Only lines holding the word "Calls" should be copied from the material.

** start of Input rows **

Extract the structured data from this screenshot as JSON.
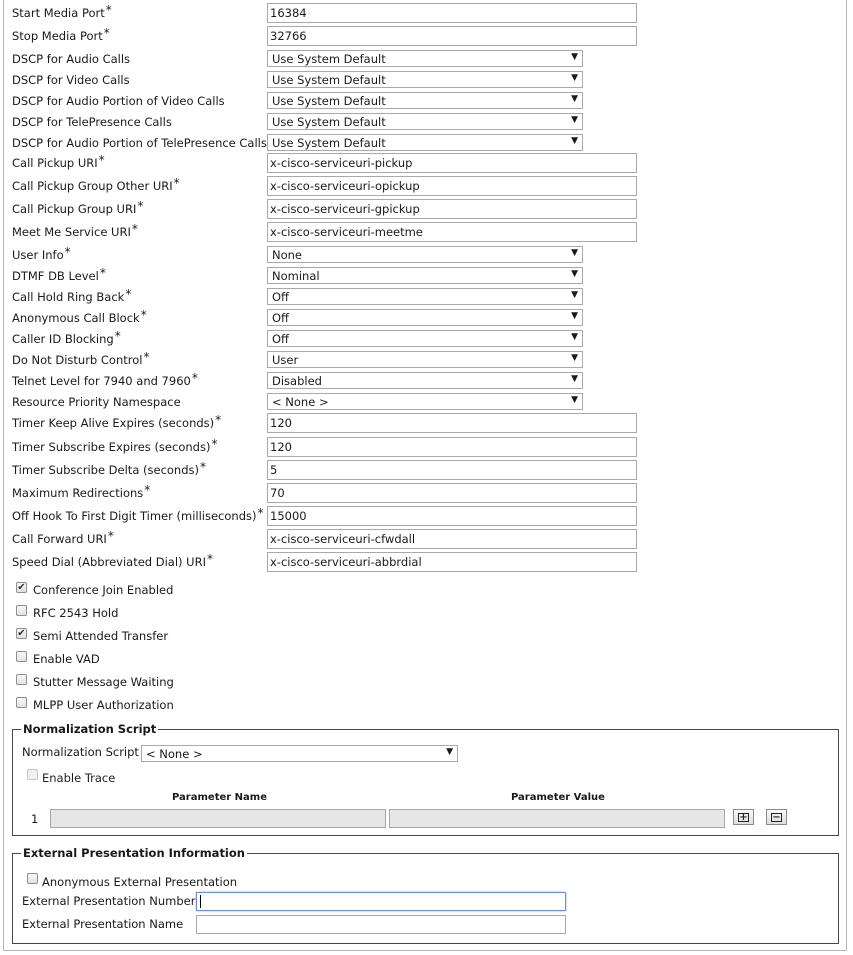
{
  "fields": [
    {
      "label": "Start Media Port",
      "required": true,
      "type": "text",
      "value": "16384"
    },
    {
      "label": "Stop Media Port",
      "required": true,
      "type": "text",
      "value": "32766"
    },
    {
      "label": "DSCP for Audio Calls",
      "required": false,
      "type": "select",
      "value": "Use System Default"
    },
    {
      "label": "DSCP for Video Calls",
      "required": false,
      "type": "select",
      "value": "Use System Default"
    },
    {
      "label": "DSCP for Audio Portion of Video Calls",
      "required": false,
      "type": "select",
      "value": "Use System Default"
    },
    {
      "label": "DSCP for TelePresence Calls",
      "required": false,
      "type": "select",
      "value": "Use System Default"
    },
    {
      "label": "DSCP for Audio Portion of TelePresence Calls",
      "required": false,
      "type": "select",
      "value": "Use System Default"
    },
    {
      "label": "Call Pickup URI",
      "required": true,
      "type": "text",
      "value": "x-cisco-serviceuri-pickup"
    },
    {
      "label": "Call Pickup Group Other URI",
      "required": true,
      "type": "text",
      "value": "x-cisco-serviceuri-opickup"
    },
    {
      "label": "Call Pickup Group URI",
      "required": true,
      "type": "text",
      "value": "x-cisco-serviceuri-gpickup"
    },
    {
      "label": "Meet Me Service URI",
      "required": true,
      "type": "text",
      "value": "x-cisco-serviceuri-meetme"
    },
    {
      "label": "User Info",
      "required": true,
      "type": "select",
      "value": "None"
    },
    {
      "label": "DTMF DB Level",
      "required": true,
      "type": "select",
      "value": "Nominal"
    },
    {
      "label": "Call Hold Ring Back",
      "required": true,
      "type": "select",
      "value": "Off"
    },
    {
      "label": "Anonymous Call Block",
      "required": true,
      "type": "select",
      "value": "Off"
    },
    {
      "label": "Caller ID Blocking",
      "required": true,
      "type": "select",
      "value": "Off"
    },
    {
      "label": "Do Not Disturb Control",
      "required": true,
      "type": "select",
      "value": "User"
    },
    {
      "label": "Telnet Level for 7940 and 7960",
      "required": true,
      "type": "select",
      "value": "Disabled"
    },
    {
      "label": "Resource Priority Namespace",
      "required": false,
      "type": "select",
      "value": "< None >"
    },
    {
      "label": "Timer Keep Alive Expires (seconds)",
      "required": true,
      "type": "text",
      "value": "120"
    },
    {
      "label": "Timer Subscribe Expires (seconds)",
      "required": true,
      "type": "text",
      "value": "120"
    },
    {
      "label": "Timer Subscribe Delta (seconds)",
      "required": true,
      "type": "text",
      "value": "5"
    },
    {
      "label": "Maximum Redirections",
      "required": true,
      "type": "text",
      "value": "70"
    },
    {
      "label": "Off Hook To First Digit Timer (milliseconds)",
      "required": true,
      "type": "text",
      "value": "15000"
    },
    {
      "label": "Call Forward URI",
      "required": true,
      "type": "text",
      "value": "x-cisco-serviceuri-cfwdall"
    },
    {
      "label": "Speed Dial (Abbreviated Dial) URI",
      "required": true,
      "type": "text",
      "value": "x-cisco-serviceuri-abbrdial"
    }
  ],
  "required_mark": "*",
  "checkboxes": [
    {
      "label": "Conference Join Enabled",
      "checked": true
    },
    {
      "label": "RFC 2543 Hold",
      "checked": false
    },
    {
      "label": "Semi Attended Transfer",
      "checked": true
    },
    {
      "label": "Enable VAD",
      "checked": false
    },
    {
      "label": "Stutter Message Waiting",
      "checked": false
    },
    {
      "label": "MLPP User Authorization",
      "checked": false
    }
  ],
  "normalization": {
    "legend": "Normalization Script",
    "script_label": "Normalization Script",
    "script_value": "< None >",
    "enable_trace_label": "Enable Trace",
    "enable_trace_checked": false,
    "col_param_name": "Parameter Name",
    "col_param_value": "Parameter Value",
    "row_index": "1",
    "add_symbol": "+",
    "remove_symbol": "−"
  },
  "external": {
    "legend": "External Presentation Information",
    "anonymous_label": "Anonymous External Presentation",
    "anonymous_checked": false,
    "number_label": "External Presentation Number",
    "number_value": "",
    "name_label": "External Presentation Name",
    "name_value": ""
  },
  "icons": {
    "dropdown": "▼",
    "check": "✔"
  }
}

** end of Input rows **
** start of Input rows **

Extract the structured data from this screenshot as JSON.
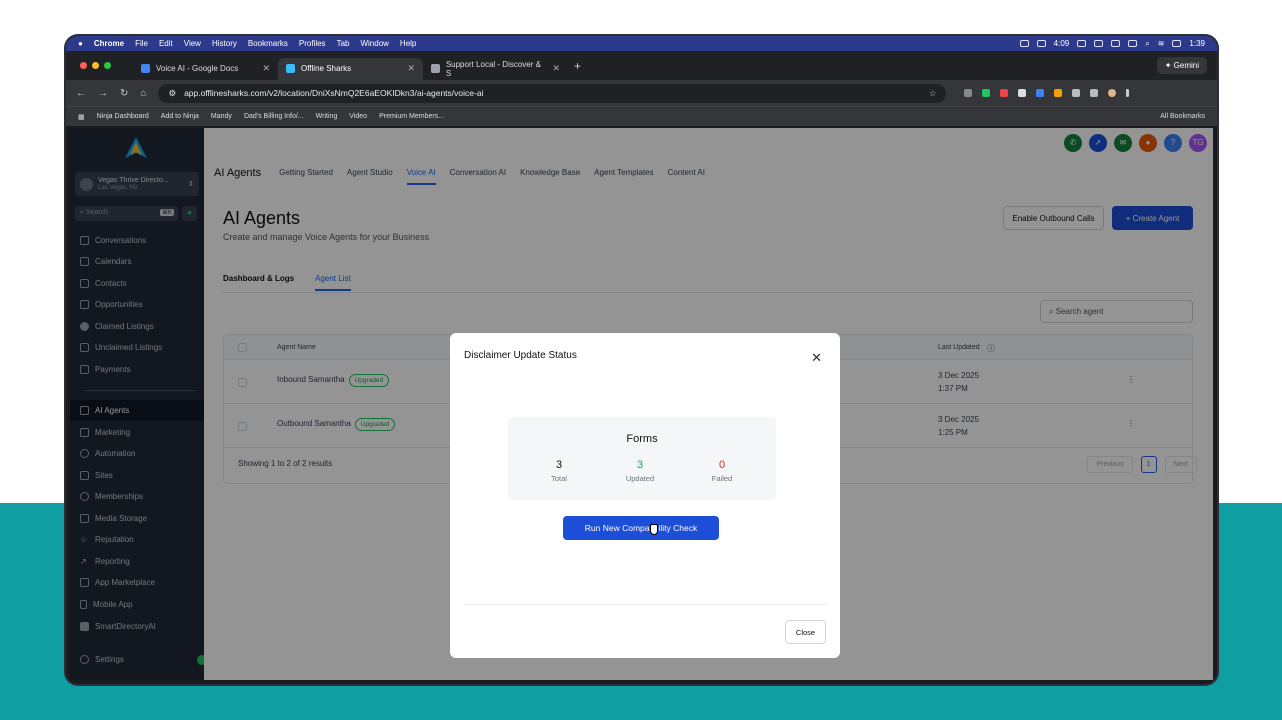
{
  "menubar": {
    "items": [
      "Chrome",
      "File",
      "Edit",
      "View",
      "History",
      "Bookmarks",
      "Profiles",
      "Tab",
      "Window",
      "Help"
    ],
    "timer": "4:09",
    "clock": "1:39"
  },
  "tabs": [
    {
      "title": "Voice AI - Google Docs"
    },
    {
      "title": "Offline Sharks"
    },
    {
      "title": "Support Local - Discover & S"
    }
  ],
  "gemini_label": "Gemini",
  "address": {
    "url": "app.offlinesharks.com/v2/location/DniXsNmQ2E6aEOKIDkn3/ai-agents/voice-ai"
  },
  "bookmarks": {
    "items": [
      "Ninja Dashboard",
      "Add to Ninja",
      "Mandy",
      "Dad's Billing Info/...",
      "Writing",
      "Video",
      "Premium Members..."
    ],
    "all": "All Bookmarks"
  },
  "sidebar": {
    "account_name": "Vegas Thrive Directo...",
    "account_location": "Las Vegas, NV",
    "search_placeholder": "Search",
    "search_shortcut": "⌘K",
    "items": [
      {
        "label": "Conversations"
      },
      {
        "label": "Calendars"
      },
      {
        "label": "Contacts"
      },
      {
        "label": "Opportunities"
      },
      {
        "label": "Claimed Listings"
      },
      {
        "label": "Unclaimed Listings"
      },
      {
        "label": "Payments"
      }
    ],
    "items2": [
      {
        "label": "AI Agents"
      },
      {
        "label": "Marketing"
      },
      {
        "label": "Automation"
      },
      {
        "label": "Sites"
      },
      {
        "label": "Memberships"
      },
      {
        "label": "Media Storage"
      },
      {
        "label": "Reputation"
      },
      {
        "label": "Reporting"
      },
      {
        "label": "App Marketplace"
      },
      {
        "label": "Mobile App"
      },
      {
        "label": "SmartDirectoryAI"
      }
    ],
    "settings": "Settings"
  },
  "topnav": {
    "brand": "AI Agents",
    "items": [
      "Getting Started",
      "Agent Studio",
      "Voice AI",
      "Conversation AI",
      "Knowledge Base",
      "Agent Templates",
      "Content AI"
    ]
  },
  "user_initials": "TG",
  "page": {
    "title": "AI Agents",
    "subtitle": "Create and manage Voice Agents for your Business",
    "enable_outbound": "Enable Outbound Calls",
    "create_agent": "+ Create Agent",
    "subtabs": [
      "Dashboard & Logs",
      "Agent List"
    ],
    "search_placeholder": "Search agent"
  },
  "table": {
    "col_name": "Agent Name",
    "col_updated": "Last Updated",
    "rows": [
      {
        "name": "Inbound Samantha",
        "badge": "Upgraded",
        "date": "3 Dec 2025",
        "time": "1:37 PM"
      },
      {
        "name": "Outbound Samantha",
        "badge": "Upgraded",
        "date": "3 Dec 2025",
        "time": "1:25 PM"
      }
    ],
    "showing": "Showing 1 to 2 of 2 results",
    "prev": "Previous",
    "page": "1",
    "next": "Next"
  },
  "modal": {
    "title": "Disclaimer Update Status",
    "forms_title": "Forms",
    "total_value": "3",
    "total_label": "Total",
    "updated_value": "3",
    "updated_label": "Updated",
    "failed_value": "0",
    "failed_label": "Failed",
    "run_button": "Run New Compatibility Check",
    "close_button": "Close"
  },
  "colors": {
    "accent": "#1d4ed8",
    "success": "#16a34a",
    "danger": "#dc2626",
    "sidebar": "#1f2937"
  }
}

** end of Input rows **
** start of Input rows **

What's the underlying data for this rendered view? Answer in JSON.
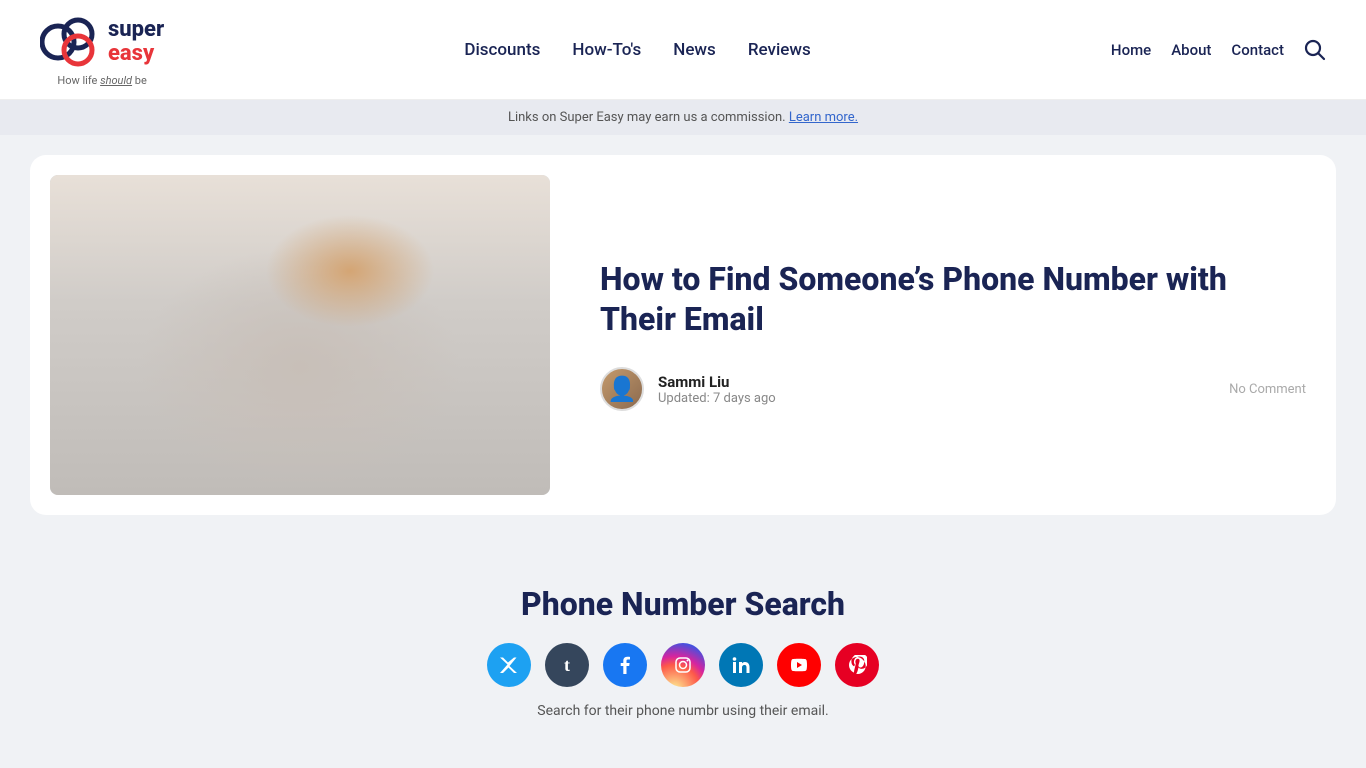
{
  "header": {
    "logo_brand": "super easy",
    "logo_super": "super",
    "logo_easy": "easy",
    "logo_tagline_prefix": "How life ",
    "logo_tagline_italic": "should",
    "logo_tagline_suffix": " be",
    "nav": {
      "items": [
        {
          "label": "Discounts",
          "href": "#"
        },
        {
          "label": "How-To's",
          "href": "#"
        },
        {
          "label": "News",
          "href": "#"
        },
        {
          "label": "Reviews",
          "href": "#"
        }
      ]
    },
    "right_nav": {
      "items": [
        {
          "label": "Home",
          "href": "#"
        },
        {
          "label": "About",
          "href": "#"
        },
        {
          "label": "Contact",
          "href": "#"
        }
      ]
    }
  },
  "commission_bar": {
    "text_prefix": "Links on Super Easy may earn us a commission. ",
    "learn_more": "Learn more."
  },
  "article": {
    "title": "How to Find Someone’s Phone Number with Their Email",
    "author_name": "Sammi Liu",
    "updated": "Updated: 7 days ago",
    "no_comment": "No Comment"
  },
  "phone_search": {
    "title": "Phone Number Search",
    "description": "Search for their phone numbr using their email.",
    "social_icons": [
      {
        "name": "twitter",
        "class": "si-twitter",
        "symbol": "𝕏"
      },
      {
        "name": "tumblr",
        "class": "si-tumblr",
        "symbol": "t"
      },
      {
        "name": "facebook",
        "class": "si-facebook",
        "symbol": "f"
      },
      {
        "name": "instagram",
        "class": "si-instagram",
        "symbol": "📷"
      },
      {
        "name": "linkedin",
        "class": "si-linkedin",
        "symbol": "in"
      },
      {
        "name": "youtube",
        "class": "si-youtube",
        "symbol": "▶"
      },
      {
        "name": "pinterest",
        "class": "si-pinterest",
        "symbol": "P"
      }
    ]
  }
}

** end of Input rows **

Solution:
      "label": "DSCP for Audio Calls",
      "label": "DSCP for Video Calls",
      "label": "DSCP for Audio Portion of Video Calls",
      "label": "DSCP for TelePresence Calls",
      "label": "DSCP for Audio Portion of TelePresence Calls",
    "enable_outbound": "Enable Outbound Calls",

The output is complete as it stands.